Written task - Filter the entries that follow, copying every line in which the word "region" appears.

── Provided information ──

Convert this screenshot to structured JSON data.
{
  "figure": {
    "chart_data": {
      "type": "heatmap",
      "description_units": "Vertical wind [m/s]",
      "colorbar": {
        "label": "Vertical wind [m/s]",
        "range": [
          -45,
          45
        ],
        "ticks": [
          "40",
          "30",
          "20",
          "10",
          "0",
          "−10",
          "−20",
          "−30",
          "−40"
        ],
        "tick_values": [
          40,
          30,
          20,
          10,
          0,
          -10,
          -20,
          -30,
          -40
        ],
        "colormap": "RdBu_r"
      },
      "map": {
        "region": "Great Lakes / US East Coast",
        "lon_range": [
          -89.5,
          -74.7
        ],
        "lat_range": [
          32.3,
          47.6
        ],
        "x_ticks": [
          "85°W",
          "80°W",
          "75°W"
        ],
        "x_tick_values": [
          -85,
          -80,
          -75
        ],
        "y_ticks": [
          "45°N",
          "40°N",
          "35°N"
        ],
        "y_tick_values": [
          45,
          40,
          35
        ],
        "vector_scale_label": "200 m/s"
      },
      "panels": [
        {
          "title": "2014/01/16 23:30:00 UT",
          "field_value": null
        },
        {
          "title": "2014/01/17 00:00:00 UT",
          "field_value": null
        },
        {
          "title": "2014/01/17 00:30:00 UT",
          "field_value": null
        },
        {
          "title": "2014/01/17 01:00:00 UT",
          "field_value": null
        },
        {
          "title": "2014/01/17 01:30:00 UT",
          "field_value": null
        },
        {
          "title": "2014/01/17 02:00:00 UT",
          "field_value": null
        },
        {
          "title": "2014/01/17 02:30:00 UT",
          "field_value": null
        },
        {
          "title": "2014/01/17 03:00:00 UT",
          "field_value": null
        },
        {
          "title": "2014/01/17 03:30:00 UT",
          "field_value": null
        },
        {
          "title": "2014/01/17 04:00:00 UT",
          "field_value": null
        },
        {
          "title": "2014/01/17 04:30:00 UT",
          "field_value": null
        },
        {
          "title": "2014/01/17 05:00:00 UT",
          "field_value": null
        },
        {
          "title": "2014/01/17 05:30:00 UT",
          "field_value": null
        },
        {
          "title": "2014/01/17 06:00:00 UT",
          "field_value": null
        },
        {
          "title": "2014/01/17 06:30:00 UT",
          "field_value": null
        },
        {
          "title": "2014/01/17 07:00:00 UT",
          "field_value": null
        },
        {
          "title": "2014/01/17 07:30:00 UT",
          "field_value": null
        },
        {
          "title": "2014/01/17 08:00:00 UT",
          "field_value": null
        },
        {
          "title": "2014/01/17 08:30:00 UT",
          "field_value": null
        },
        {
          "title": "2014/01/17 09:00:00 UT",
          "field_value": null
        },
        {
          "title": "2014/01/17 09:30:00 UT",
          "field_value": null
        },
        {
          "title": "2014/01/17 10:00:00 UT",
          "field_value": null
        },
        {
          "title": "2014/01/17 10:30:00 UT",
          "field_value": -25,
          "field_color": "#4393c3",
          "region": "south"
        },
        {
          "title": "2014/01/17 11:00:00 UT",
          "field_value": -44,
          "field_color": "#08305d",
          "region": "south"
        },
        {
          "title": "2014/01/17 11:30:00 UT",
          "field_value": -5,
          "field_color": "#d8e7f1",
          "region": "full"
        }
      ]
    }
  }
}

───

Exercise result -
        "region": "Great Lakes / US East Coast",
          "region": "south"
          "region": "south"
          "region": "full"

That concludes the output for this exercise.